*Exercise aim*
Identify each line below containing the string "один" and copy it.

╭─ Records for processing

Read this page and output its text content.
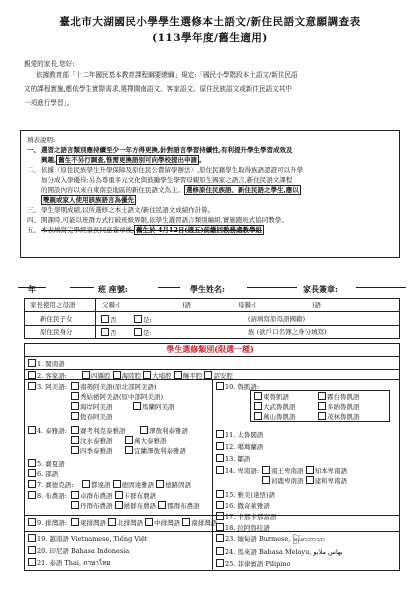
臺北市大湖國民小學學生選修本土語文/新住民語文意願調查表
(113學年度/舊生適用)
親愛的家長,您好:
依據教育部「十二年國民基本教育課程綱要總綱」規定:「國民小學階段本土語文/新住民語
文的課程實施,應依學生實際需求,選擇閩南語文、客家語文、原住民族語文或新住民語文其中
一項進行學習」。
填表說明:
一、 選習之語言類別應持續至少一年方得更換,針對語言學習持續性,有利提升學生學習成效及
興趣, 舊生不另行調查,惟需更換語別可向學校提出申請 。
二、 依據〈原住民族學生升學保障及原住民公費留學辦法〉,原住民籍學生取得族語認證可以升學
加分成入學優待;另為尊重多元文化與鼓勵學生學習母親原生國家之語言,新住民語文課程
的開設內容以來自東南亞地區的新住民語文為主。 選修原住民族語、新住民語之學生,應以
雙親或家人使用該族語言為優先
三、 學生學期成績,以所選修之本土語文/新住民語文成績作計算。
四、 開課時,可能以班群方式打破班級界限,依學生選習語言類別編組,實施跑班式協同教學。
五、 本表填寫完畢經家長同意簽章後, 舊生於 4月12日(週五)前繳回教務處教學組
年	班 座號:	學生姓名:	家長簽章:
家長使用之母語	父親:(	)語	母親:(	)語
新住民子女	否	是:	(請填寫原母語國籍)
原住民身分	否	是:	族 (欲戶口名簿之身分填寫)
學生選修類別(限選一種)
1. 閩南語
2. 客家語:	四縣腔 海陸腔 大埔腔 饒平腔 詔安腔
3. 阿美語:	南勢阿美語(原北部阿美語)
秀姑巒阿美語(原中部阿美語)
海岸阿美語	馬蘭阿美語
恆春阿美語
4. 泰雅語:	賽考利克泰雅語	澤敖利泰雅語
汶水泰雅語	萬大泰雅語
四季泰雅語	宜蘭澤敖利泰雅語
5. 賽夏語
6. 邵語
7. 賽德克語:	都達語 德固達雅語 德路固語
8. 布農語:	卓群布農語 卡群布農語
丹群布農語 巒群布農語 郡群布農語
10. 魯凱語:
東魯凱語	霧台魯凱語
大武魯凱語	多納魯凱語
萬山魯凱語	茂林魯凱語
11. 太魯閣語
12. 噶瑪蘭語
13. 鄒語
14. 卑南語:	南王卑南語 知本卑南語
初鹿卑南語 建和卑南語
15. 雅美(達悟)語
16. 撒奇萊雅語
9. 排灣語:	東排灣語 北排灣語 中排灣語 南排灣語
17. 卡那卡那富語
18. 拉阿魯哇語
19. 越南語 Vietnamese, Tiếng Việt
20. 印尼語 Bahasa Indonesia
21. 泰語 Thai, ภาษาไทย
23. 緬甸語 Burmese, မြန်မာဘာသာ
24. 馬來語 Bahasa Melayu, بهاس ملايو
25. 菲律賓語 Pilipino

╰─
╭─ Records for processing

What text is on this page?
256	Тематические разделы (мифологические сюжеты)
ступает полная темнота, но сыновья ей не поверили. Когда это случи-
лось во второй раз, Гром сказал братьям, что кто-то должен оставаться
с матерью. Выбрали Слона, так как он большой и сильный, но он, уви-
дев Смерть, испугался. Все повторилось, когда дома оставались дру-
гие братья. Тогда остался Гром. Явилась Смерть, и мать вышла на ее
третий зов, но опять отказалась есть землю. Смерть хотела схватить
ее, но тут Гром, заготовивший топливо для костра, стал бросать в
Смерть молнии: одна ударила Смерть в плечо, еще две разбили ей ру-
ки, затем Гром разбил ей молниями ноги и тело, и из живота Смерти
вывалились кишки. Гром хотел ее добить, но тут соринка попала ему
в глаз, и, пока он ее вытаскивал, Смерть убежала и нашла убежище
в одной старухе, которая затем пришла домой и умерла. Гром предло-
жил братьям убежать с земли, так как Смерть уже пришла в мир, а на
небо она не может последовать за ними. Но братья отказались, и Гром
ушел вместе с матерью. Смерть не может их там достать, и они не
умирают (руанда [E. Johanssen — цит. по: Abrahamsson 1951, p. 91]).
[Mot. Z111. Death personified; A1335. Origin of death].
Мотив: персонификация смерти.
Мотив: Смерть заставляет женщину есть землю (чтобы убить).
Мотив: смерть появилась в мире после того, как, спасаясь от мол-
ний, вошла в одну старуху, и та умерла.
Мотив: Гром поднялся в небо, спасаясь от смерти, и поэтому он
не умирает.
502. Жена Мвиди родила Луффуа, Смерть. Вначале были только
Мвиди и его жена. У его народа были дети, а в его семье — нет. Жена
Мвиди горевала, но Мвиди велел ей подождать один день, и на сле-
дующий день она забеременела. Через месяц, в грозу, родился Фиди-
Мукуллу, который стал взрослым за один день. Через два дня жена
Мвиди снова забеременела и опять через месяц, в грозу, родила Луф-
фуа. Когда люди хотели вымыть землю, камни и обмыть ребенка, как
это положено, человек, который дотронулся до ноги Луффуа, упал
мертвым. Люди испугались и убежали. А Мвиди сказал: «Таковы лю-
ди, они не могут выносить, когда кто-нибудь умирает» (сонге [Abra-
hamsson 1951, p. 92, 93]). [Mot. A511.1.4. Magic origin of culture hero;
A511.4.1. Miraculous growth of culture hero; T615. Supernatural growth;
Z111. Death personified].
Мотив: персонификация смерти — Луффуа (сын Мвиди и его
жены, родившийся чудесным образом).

╰─
╭─ Records for processing

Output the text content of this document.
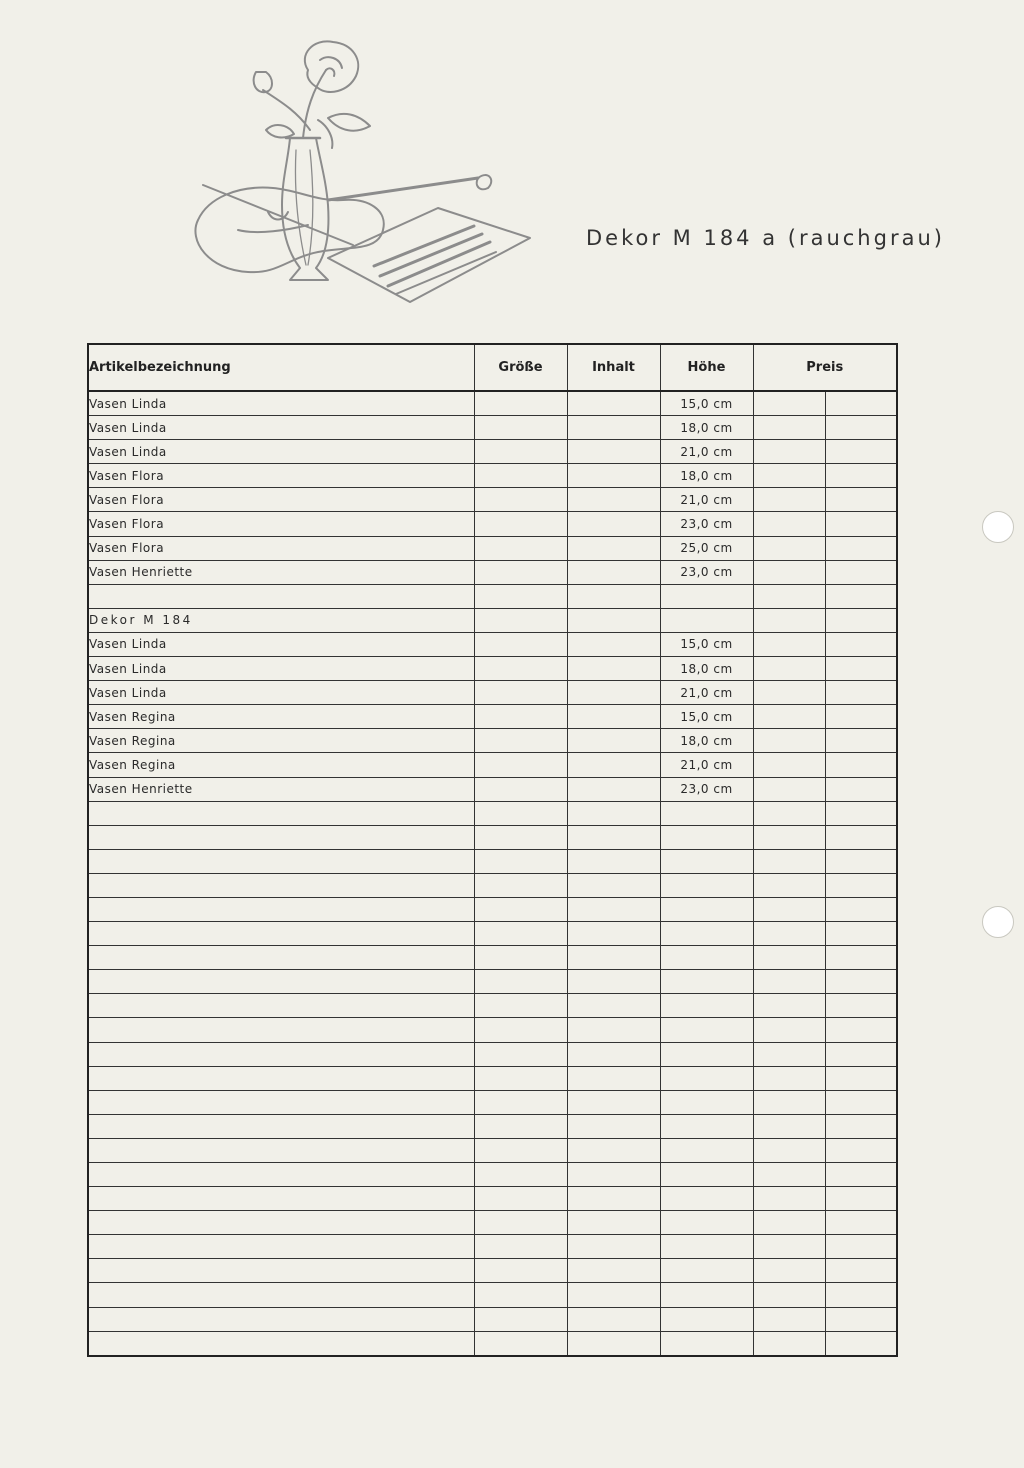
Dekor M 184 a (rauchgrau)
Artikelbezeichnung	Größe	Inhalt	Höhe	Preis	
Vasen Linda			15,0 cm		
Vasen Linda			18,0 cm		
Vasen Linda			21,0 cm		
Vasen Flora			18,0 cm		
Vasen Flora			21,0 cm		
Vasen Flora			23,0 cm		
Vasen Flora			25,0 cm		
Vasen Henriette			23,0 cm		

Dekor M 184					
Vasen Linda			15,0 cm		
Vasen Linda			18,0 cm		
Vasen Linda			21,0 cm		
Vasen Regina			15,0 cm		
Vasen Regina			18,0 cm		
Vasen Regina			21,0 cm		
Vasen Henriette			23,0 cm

╰─

*Response*
Мвиди горевала, но Мвиди велел ей подождать один день, и на сле-
Мукуллу, который стал взрослым за один день. Через два дня жена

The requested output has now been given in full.